REQUIREMENT
Type the records out again in full, exactly.

GIVEN ENTRIES
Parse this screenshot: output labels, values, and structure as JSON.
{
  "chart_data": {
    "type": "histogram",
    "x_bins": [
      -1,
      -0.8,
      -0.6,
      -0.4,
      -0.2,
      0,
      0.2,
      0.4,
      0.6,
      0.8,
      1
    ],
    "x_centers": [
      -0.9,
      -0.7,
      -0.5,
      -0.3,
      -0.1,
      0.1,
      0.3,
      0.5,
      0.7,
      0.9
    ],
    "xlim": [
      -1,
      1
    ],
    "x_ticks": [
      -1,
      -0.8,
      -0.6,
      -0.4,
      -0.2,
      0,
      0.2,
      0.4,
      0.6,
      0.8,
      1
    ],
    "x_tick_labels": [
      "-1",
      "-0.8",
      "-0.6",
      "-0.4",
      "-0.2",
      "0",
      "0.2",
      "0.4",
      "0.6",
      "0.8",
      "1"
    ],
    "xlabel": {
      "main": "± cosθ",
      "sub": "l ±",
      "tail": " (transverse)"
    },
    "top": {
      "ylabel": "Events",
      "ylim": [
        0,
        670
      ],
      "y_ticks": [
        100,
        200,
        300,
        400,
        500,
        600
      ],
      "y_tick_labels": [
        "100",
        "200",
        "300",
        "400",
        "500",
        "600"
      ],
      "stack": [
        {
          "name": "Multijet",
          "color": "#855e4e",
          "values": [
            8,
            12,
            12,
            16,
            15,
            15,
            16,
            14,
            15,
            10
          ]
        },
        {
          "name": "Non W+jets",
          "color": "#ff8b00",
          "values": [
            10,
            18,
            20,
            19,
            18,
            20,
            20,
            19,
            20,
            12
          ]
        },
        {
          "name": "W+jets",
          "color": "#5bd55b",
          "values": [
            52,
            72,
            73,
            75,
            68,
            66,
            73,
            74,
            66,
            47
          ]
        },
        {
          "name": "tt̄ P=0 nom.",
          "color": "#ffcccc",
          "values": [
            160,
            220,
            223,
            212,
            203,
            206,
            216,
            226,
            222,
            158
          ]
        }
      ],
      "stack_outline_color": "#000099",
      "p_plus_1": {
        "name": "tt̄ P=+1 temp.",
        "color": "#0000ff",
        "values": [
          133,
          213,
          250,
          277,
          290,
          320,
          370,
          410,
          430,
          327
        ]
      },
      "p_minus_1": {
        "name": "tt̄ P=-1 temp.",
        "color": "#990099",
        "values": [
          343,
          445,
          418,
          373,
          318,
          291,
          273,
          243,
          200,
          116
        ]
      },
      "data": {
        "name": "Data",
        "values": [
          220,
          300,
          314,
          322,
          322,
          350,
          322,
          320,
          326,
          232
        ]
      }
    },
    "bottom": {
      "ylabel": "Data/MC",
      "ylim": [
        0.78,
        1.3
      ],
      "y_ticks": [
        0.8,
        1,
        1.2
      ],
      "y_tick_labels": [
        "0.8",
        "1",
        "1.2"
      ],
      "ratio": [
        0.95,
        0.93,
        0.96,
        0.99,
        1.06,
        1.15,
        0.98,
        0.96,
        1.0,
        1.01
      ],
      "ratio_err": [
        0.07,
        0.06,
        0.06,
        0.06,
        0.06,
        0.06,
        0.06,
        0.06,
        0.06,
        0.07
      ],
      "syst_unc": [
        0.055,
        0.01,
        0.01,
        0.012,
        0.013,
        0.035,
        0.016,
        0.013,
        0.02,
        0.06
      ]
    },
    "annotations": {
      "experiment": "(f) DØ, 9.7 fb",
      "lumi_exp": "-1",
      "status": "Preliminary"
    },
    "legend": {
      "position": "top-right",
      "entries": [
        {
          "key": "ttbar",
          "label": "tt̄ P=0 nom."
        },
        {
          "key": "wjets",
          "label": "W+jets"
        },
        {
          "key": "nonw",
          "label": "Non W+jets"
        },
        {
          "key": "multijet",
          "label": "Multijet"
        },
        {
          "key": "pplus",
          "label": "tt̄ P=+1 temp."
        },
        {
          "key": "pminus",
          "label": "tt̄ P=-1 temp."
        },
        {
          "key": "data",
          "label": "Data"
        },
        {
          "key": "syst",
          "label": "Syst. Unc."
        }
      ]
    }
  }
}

FINAL ANSWER
Parse this screenshot: output labels, values, and structure as JSON.
{
  "chart_data": {
    "type": "histogram",
    "x_bins": [
      -1,
      -0.8,
      -0.6,
      -0.4,
      -0.2,
      0,
      0.2,
      0.4,
      0.6,
      0.8,
      1
    ],
    "x_centers": [
      -0.9,
      -0.7,
      -0.5,
      -0.3,
      -0.1,
      0.1,
      0.3,
      0.5,
      0.7,
      0.9
    ],
    "xlim": [
      -1,
      1
    ],
    "x_ticks": [
      -1,
      -0.8,
      -0.6,
      -0.4,
      -0.2,
      0,
      0.2,
      0.4,
      0.6,
      0.8,
      1
    ],
    "x_tick_labels": [
      "-1",
      "-0.8",
      "-0.6",
      "-0.4",
      "-0.2",
      "0",
      "0.2",
      "0.4",
      "0.6",
      "0.8",
      "1"
    ],
    "xlabel": {
      "main": "± cosθ",
      "sub": "l ±",
      "tail": " (transverse)"
    },
    "top": {
      "ylabel": "Events",
      "ylim": [
        0,
        670
      ],
      "y_ticks": [
        100,
        200,
        300,
        400,
        500,
        600
      ],
      "y_tick_labels": [
        "100",
        "200",
        "300",
        "400",
        "500",
        "600"
      ],
      "stack": [
        {
          "name": "Multijet",
          "color": "#855e4e",
          "values": [
            8,
            12,
            12,
            16,
            15,
            15,
            16,
            14,
            15,
            10
          ]
        },
        {
          "name": "Non W+jets",
          "color": "#ff8b00",
          "values": [
            10,
            18,
            20,
            19,
            18,
            20,
            20,
            19,
            20,
            12
          ]
        },
        {
          "name": "W+jets",
          "color": "#5bd55b",
          "values": [
            52,
            72,
            73,
            75,
            68,
            66,
            73,
            74,
            66,
            47
          ]
        },
        {
          "name": "tt̄ P=0 nom.",
          "color": "#ffcccc",
          "values": [
            160,
            220,
            223,
            212,
            203,
            206,
            216,
            226,
            222,
            158
          ]
        }
      ],
      "stack_outline_color": "#000099",
      "p_plus_1": {
        "name": "tt̄ P=+1 temp.",
        "color": "#0000ff",
        "values": [
          133,
          213,
          250,
          277,
          290,
          320,
          370,
          410,
          430,
          327
        ]
      },
      "p_minus_1": {
        "name": "tt̄ P=-1 temp.",
        "color": "#990099",
        "values": [
          343,
          445,
          418,
          373,
          318,
          291,
          273,
          243,
          200,
          116
        ]
      },
      "data": {
        "name": "Data",
        "values": [
          220,
          300,
          314,
          322,
          322,
          350,
          322,
          320,
          326,
          232
        ]
      }
    },
    "bottom": {
      "ylabel": "Data/MC",
      "ylim": [
        0.78,
        1.3
      ],
      "y_ticks": [
        0.8,
        1,
        1.2
      ],
      "y_tick_labels": [
        "0.8",
        "1",
        "1.2"
      ],
      "ratio": [
        0.95,
        0.93,
        0.96,
        0.99,
        1.06,
        1.15,
        0.98,
        0.96,
        1.0,
        1.01
      ],
      "ratio_err": [
        0.07,
        0.06,
        0.06,
        0.06,
        0.06,
        0.06,
        0.06,
        0.06,
        0.06,
        0.07
      ],
      "syst_unc": [
        0.055,
        0.01,
        0.01,
        0.012,
        0.013,
        0.035,
        0.016,
        0.013,
        0.02,
        0.06
      ]
    },
    "annotations": {
      "experiment": "(f) DØ, 9.7 fb",
      "lumi_exp": "-1",
      "status": "Preliminary"
    },
    "legend": {
      "position": "top-right",
      "entries": [
        {
          "key": "ttbar",
          "label": "tt̄ P=0 nom."
        },
        {
          "key": "wjets",
          "label": "W+jets"
        },
        {
          "key": "nonw",
          "label": "Non W+jets"
        },
        {
          "key": "multijet",
          "label": "Multijet"
        },
        {
          "key": "pplus",
          "label": "tt̄ P=+1 temp."
        },
        {
          "key": "pminus",
          "label": "tt̄ P=-1 temp."
        },
        {
          "key": "data",
          "label": "Data"
        },
        {
          "key": "syst",
          "label": "Syst. Unc."
        }
      ]
    }
  }
}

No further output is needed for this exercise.